[EXERCISE OBJECTIVE] Entries follow. Return each line that contains the word "Vector".

[RECORDS FOR THIS TASK]
###
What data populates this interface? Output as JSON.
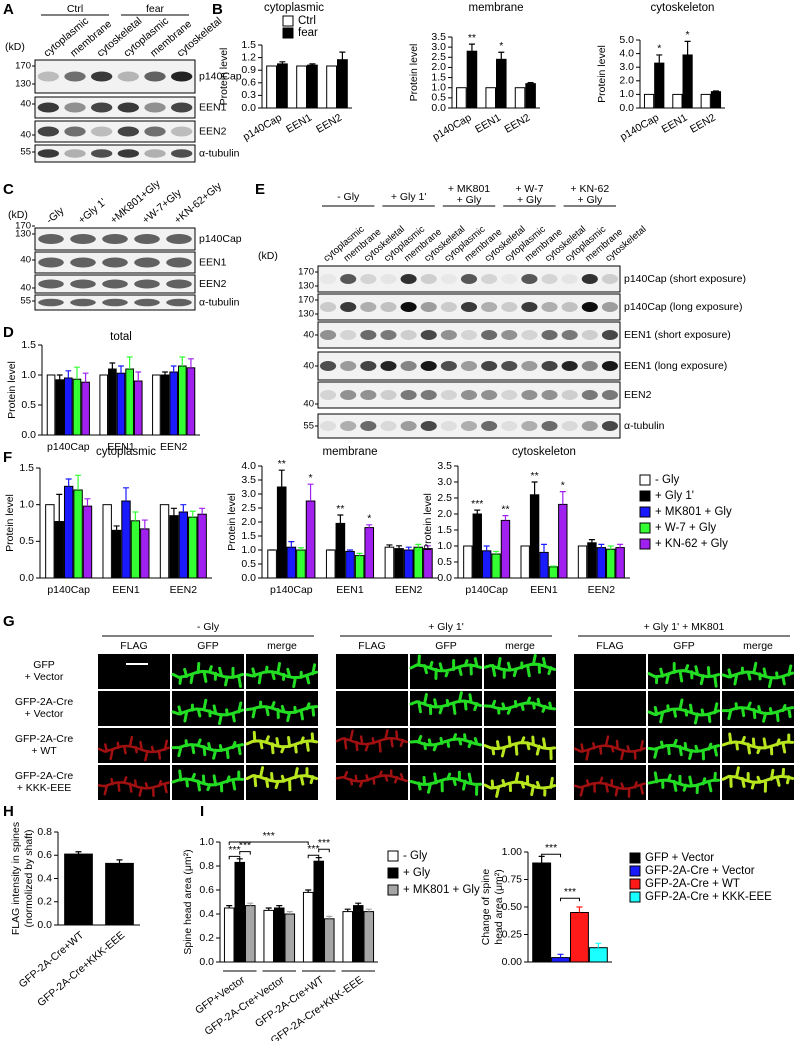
{
  "panel_labels": [
    "A",
    "B",
    "C",
    "D",
    "E",
    "F",
    "G",
    "H",
    "I"
  ],
  "blots": [
    {
      "unit": "(kD)",
      "groups": [
        "Ctrl",
        "fear"
      ],
      "lanes": [
        "cytoplasmic",
        "membrane",
        "cytoskeletal",
        "cytoplasmic",
        "membrane",
        "cytoskeletal"
      ],
      "markers": [
        "170",
        "130",
        "40",
        "40",
        "55"
      ],
      "rows": [
        "p140Cap",
        "EEN1",
        "EEN2",
        "α-tubulin"
      ]
    },
    {
      "unit": "(kD)",
      "lanes": [
        "-Gly",
        "+Gly 1'",
        "+MK801+Gly",
        "+W-7+Gly",
        "+KN-62+Gly"
      ],
      "markers": [
        "170",
        "130",
        "40",
        "40",
        "55"
      ],
      "rows": [
        "p140Cap",
        "EEN1",
        "EEN2",
        "α-tubulin"
      ]
    },
    {
      "unit": "(kD)",
      "groups": [
        [
          "- Gly"
        ],
        [
          "+ Gly 1'"
        ],
        [
          "+ MK801",
          "+ Gly"
        ],
        [
          "+ W-7",
          "+ Gly"
        ],
        [
          "+ KN-62",
          "+ Gly"
        ]
      ],
      "lanes": [
        "cytoplasmic",
        "membrane",
        "cytoskeletal",
        "cytoplasmic",
        "membrane",
        "cytoskeletal",
        "cytoplasmic",
        "membrane",
        "cytoskeletal",
        "cytoplasmic",
        "membrane",
        "cytoskeletal",
        "cytoplasmic",
        "membrane",
        "cytoskeletal"
      ],
      "markers": [
        "170",
        "130",
        "170",
        "130",
        "40",
        "40",
        "40",
        "55"
      ],
      "rows": [
        "p140Cap (short exposure)",
        "p140Cap (long exposure)",
        "EEN1 (short exposure)",
        "EEN1 (long exposure)",
        "EEN2",
        "α-tubulin"
      ]
    }
  ],
  "images": {
    "groups": [
      "- Gly",
      "+ Gly 1'",
      "+ Gly 1' + MK801"
    ],
    "columns": [
      "FLAG",
      "GFP",
      "merge",
      "FLAG",
      "GFP",
      "merge",
      "FLAG",
      "GFP",
      "merge"
    ],
    "rows": [
      [
        "GFP",
        "+ Vector"
      ],
      [
        "GFP-2A-Cre",
        "+ Vector"
      ],
      [
        "GFP-2A-Cre",
        "+ WT"
      ],
      [
        "GFP-2A-Cre",
        "+ KKK-EEE"
      ]
    ]
  },
  "chart_data": [
    {
      "type": "bar",
      "title": "cytoplasmic",
      "ylabel": "Protein level",
      "categories": [
        "p140Cap",
        "EEN1",
        "EEN2"
      ],
      "series": [
        {
          "name": "Ctrl",
          "color": "#ffffff",
          "values": [
            1,
            1,
            1
          ]
        },
        {
          "name": "fear",
          "color": "#000000",
          "values": [
            1.05,
            1.02,
            1.15
          ],
          "errors": [
            0.05,
            0.03,
            0.18
          ]
        }
      ],
      "ylim": [
        0,
        1.5
      ],
      "yticks": [
        {
          "value": 0,
          "label": "0.0"
        },
        0.3,
        0.6,
        0.9,
        1.2,
        1.5
      ]
    },
    {
      "type": "bar",
      "title": "membrane",
      "ylabel": "Protein level",
      "categories": [
        "p140Cap",
        "EEN1",
        "EEN2"
      ],
      "series": [
        {
          "color": "#ffffff",
          "values": [
            1,
            1,
            1
          ]
        },
        {
          "color": "#000000",
          "values": [
            2.8,
            2.4,
            1.2
          ],
          "errors": [
            0.35,
            0.35,
            0.05
          ]
        }
      ],
      "ylim": [
        0,
        3.5
      ],
      "yticks": [
        {
          "value": 0,
          "label": "0.0"
        },
        0.5,
        {
          "value": 1,
          "label": "1.0"
        },
        1.5,
        {
          "value": 2,
          "label": "2.0"
        },
        2.5,
        {
          "value": 3,
          "label": "3.0"
        },
        3.5
      ],
      "annotations": [
        "**",
        "*"
      ]
    },
    {
      "type": "bar",
      "title": "cytoskeleton",
      "ylabel": "Protein level",
      "categories": [
        "p140Cap",
        "EEN1",
        "EEN2"
      ],
      "series": [
        {
          "color": "#ffffff",
          "values": [
            1,
            1,
            1
          ]
        },
        {
          "color": "#000000",
          "values": [
            3.3,
            3.9,
            1.2
          ],
          "errors": [
            0.6,
            1.0,
            0.05
          ]
        }
      ],
      "ylim": [
        0,
        5
      ],
      "yticks": [
        {
          "value": 0,
          "label": "0.0"
        },
        {
          "value": 1,
          "label": "1.0"
        },
        {
          "value": 2,
          "label": "2.0"
        },
        {
          "value": 3,
          "label": "3.0"
        },
        {
          "value": 4,
          "label": "4.0"
        },
        {
          "value": 5,
          "label": "5.0"
        }
      ],
      "annotations": [
        "*",
        "*"
      ]
    },
    {
      "type": "bar",
      "title": "total",
      "ylabel": "Protein level",
      "categories": [
        "p140Cap",
        "EEN1",
        "EEN2"
      ],
      "series": [
        {
          "color": "#ffffff",
          "values": [
            1,
            1,
            1
          ]
        },
        {
          "color": "#000000",
          "values": [
            0.92,
            1.1,
            1.0
          ],
          "errors": [
            0.08,
            0.1,
            0.05
          ]
        },
        {
          "color": "#1a1aff",
          "values": [
            0.95,
            1.03,
            1.05
          ],
          "errors": [
            0.12,
            0.12,
            0.1
          ]
        },
        {
          "color": "#33ff33",
          "values": [
            0.93,
            1.1,
            1.15
          ],
          "errors": [
            0.2,
            0.2,
            0.15
          ]
        },
        {
          "color": "#a020f0",
          "values": [
            0.88,
            0.9,
            1.12
          ],
          "errors": [
            0.15,
            0.15,
            0.15
          ]
        }
      ],
      "ylim": [
        0,
        1.5
      ],
      "yticks": [
        {
          "value": 0,
          "label": "0.0"
        },
        0.5,
        {
          "value": 1,
          "label": "1.0"
        },
        1.5
      ]
    },
    {
      "type": "bar",
      "title": "cytoplasmic",
      "ylabel": "Protein level",
      "categories": [
        "p140Cap",
        "EEN1",
        "EEN2"
      ],
      "series": [
        {
          "color": "#ffffff",
          "values": [
            1,
            1,
            1
          ]
        },
        {
          "color": "#000000",
          "values": [
            0.77,
            0.65,
            0.85
          ],
          "errors": [
            0.37,
            0.06,
            0.1
          ]
        },
        {
          "color": "#1a1aff",
          "values": [
            1.25,
            1.05,
            0.9
          ],
          "errors": [
            0.1,
            0.18,
            0.1
          ]
        },
        {
          "color": "#33ff33",
          "values": [
            1.2,
            0.78,
            0.83
          ],
          "errors": [
            0.2,
            0.12,
            0.08
          ]
        },
        {
          "color": "#a020f0",
          "values": [
            0.98,
            0.67,
            0.87
          ],
          "errors": [
            0.1,
            0.12,
            0.08
          ]
        }
      ],
      "ylim": [
        0,
        1.5
      ],
      "yticks": [
        {
          "value": 0,
          "label": "0.0"
        },
        0.5,
        {
          "value": 1,
          "label": "1.0"
        },
        1.5
      ]
    },
    {
      "type": "bar",
      "title": "membrane",
      "ylabel": "Protein level",
      "categories": [
        "p140Cap",
        "EEN1",
        "EEN2"
      ],
      "series": [
        {
          "color": "#ffffff",
          "values": [
            1,
            1,
            1.1
          ],
          "errors": [
            0,
            0,
            0.08
          ]
        },
        {
          "color": "#000000",
          "values": [
            3.25,
            1.95,
            1.05
          ],
          "errors": [
            0.6,
            0.3,
            0.1
          ]
        },
        {
          "color": "#1a1aff",
          "values": [
            1.1,
            0.95,
            1.0
          ],
          "errors": [
            0.2,
            0.05,
            0.1
          ]
        },
        {
          "color": "#33ff33",
          "values": [
            1.0,
            0.8,
            1.1
          ],
          "errors": [
            0.08,
            0.08,
            0.1
          ]
        },
        {
          "color": "#a020f0",
          "values": [
            2.75,
            1.8,
            1.05
          ],
          "errors": [
            0.6,
            0.1,
            0.1
          ]
        }
      ],
      "ylim": [
        0,
        4
      ],
      "yticks": [
        {
          "value": 0,
          "label": "0.0"
        },
        0.5,
        {
          "value": 1,
          "label": "1.0"
        },
        1.5,
        {
          "value": 2,
          "label": "2.0"
        },
        2.5,
        {
          "value": 3,
          "label": "3.0"
        },
        3.5,
        {
          "value": 4,
          "label": "4.0"
        }
      ],
      "annotations": [
        "**",
        "*",
        "**",
        "*"
      ]
    },
    {
      "type": "bar",
      "title": "cytoskeleton",
      "ylabel": "Protein level",
      "categories": [
        "p140Cap",
        "EEN1",
        "EEN2"
      ],
      "series": [
        {
          "name": "- Gly",
          "color": "#ffffff",
          "values": [
            1,
            1,
            1
          ]
        },
        {
          "name": "+ Gly 1'",
          "color": "#000000",
          "values": [
            2.0,
            2.6,
            1.1
          ],
          "errors": [
            0.12,
            0.4,
            0.1
          ]
        },
        {
          "name": "+ MK801 + Gly",
          "color": "#1a1aff",
          "values": [
            0.85,
            0.8,
            0.95
          ],
          "errors": [
            0.15,
            0.25,
            0.1
          ]
        },
        {
          "name": "+ W-7 + Gly",
          "color": "#33ff33",
          "values": [
            0.75,
            0.35,
            0.9
          ],
          "errors": [
            0.08,
            0.02,
            0.1
          ]
        },
        {
          "name": "+ KN-62 + Gly",
          "color": "#a020f0",
          "values": [
            1.8,
            2.3,
            0.95
          ],
          "errors": [
            0.15,
            0.4,
            0.1
          ]
        }
      ],
      "ylim": [
        0,
        3.5
      ],
      "yticks": [
        {
          "value": 0,
          "label": "0.0"
        },
        0.5,
        {
          "value": 1,
          "label": "1.0"
        },
        1.5,
        {
          "value": 2,
          "label": "2.0"
        },
        2.5,
        {
          "value": 3,
          "label": "3.0"
        },
        3.5
      ],
      "annotations": [
        "***",
        "**",
        "**",
        "*"
      ]
    },
    {
      "type": "bar",
      "ylabel": [
        "FLAG intensity in spines",
        "(normolized by shaft)"
      ],
      "categories": [
        "GFP-2A-Cre+WT",
        "GFP-2A-Cre+KKK-EEE"
      ],
      "series": [
        {
          "color": "#000000",
          "values": [
            0.61,
            0.53
          ],
          "errors": [
            0.02,
            0.03
          ]
        }
      ],
      "ylim": [
        0,
        0.8
      ],
      "yticks": [
        {
          "value": 0,
          "label": "0.0"
        },
        0.2,
        0.4,
        0.6,
        0.8
      ]
    },
    {
      "type": "bar",
      "ylabel": "Spine head area (μm²)",
      "categories": [
        "GFP+Vector",
        "GFP-2A-Cre+Vector",
        "GFP-2A-Cre+WT",
        "GFP-2A-Cre+KKK-EEE"
      ],
      "series": [
        {
          "name": "- Gly",
          "color": "#ffffff",
          "values": [
            0.45,
            0.43,
            0.58,
            0.42
          ],
          "errors": [
            0.02,
            0.02,
            0.02,
            0.02
          ]
        },
        {
          "name": "+ Gly",
          "color": "#000000",
          "values": [
            0.83,
            0.45,
            0.84,
            0.47
          ],
          "errors": [
            0.03,
            0.02,
            0.03,
            0.02
          ]
        },
        {
          "name": "+ MK801 + Gly",
          "color": "#a6a6a6",
          "values": [
            0.47,
            0.4,
            0.36,
            0.42
          ],
          "errors": [
            0.02,
            0.02,
            0.02,
            0.02
          ]
        }
      ],
      "ylim": [
        0,
        1
      ],
      "yticks": [
        {
          "value": 0,
          "label": "0.0"
        },
        0.2,
        0.4,
        0.6,
        0.8,
        {
          "value": 1,
          "label": "1.0"
        }
      ],
      "annotations": [
        "***",
        "***",
        "***",
        "***",
        "***"
      ]
    },
    {
      "type": "bar",
      "ylabel": [
        "Change of spine",
        "head area (μm²)"
      ],
      "categories": [
        null
      ],
      "series": [
        {
          "name": "GFP + Vector",
          "color": "#000000",
          "values": [
            0.9
          ],
          "errors": [
            0.06
          ]
        },
        {
          "name": "GFP-2A-Cre + Vector",
          "color": "#1a1aff",
          "values": [
            0.04
          ],
          "errors": [
            0.03
          ]
        },
        {
          "name": "GFP-2A-Cre + WT",
          "color": "#ff1a1a",
          "values": [
            0.45
          ],
          "errors": [
            0.05
          ]
        },
        {
          "name": "GFP-2A-Cre + KKK-EEE",
          "color": "#1affff",
          "values": [
            0.13
          ],
          "errors": [
            0.04
          ]
        }
      ],
      "ylim": [
        0,
        1
      ],
      "yticks": [
        {
          "value": 0,
          "label": "0.00"
        },
        0.25,
        {
          "value": 0.5,
          "label": "0.50"
        },
        0.75,
        {
          "value": 1,
          "label": "1.00"
        }
      ],
      "annotations": [
        "***",
        "***"
      ]
    }
  ]
}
###
[ANSWER BOX]
        "+ Vector"
        "+ Vector"
        "GFP+Vector",
        "GFP-2A-Cre+Vector",
          "name": "GFP + Vector",
          "name": "GFP-2A-Cre + Vector",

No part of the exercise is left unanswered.